** DESCRIPTION OF THE TASK **
Write each line exactly as it stands, from the line containing "Read this page and output its text content." through the end of the data.

** ENTRIES SUPPLIED **
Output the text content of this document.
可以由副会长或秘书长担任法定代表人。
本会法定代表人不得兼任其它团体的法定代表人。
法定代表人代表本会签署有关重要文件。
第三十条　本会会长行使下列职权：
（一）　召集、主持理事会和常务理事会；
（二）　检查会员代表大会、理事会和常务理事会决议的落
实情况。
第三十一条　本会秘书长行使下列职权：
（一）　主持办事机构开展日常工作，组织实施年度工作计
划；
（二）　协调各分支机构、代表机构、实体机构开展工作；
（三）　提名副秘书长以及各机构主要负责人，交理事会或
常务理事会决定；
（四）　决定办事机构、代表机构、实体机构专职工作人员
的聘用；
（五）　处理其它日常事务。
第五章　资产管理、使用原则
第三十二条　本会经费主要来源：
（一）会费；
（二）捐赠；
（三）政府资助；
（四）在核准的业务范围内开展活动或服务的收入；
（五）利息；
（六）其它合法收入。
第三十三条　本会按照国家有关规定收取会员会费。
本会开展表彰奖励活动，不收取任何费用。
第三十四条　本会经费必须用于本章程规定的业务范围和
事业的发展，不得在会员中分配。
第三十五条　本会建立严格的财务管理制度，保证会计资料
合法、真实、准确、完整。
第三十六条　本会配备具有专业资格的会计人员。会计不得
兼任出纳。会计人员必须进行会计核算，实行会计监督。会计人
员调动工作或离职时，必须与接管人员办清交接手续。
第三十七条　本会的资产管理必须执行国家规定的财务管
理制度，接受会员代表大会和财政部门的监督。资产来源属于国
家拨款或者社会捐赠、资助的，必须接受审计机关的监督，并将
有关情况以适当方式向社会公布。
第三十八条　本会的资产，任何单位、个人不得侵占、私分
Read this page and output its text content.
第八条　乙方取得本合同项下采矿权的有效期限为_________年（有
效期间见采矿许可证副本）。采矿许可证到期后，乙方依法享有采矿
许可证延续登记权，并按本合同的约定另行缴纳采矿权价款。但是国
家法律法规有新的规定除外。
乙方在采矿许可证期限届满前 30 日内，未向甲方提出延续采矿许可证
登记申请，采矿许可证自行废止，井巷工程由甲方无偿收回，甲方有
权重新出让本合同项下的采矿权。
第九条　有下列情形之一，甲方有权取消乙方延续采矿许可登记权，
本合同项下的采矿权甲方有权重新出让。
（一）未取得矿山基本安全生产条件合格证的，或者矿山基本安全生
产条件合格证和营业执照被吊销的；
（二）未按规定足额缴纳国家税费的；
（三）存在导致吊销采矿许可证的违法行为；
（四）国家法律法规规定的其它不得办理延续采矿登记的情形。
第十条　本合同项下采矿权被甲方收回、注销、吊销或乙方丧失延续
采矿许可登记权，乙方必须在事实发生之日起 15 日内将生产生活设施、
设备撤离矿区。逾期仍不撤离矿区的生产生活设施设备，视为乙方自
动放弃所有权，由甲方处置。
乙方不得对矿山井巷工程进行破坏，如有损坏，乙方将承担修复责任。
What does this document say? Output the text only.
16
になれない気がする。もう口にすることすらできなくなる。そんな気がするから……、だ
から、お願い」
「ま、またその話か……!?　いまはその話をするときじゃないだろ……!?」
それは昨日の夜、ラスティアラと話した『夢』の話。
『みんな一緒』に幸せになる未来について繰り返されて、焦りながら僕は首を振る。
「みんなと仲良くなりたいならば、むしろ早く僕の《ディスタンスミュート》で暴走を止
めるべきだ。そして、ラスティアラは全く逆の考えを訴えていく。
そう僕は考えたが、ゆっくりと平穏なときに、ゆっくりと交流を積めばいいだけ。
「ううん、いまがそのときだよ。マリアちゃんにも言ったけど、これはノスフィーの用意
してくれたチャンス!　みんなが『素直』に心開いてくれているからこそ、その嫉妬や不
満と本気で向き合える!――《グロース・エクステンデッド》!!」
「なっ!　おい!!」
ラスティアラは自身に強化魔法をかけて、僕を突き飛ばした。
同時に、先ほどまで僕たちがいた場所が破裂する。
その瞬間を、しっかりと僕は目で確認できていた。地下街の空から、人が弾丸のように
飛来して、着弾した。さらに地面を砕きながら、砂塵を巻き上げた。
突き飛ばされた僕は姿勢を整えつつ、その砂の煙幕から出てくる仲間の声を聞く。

** EXPECTED ANSWER **
Read this page and output its text content.
第八条　乙方取得本合同项下采矿权的有效期限为_________年（有
效期间见采矿许可证副本）。采矿许可证到期后，乙方依法享有采矿
许可证延续登记权，并按本合同的约定另行缴纳采矿权价款。但是国
家法律法规有新的规定除外。
乙方在采矿许可证期限届满前 30 日内，未向甲方提出延续采矿许可证
登记申请，采矿许可证自行废止，井巷工程由甲方无偿收回，甲方有
权重新出让本合同项下的采矿权。
第九条　有下列情形之一，甲方有权取消乙方延续采矿许可登记权，
本合同项下的采矿权甲方有权重新出让。
（一）未取得矿山基本安全生产条件合格证的，或者矿山基本安全生
产条件合格证和营业执照被吊销的；
（二）未按规定足额缴纳国家税费的；
（三）存在导致吊销采矿许可证的违法行为；
（四）国家法律法规规定的其它不得办理延续采矿登记的情形。
第十条　本合同项下采矿权被甲方收回、注销、吊销或乙方丧失延续
采矿许可登记权，乙方必须在事实发生之日起 15 日内将生产生活设施、
设备撤离矿区。逾期仍不撤离矿区的生产生活设施设备，视为乙方自
动放弃所有权，由甲方处置。
乙方不得对矿山井巷工程进行破坏，如有损坏，乙方将承担修复责任。
What does this document say? Output the text only.
16
になれない気がする。もう口にすることすらできなくなる。そんな気がするから……、だ
から、お願い」
「ま、またその話か……!?　いまはその話をするときじゃないだろ……!?」
それは昨日の夜、ラスティアラと話した『夢』の話。
『みんな一緒』に幸せになる未来について繰り返されて、焦りながら僕は首を振る。
「みんなと仲良くなりたいならば、むしろ早く僕の《ディスタンスミュート》で暴走を止
めるべきだ。そして、ラスティアラは全く逆の考えを訴えていく。
そう僕は考えたが、ゆっくりと平穏なときに、ゆっくりと交流を積めばいいだけ。
「ううん、いまがそのときだよ。マリアちゃんにも言ったけど、これはノスフィーの用意
してくれたチャンス!　みんなが『素直』に心開いてくれているからこそ、その嫉妬や不
満と本気で向き合える!――《グロース・エクステンデッド》!!」
「なっ!　おい!!」
ラスティアラは自身に強化魔法をかけて、僕を突き飛ばした。
同時に、先ほどまで僕たちがいた場所が破裂する。
その瞬間を、しっかりと僕は目で確認できていた。地下街の空から、人が弾丸のように
飛来して、着弾した。さらに地面を砕きながら、砂塵を巻き上げた。
突き飛ばされた僕は姿勢を整えつつ、その砂の煙幕から出てくる仲間の声を聞く。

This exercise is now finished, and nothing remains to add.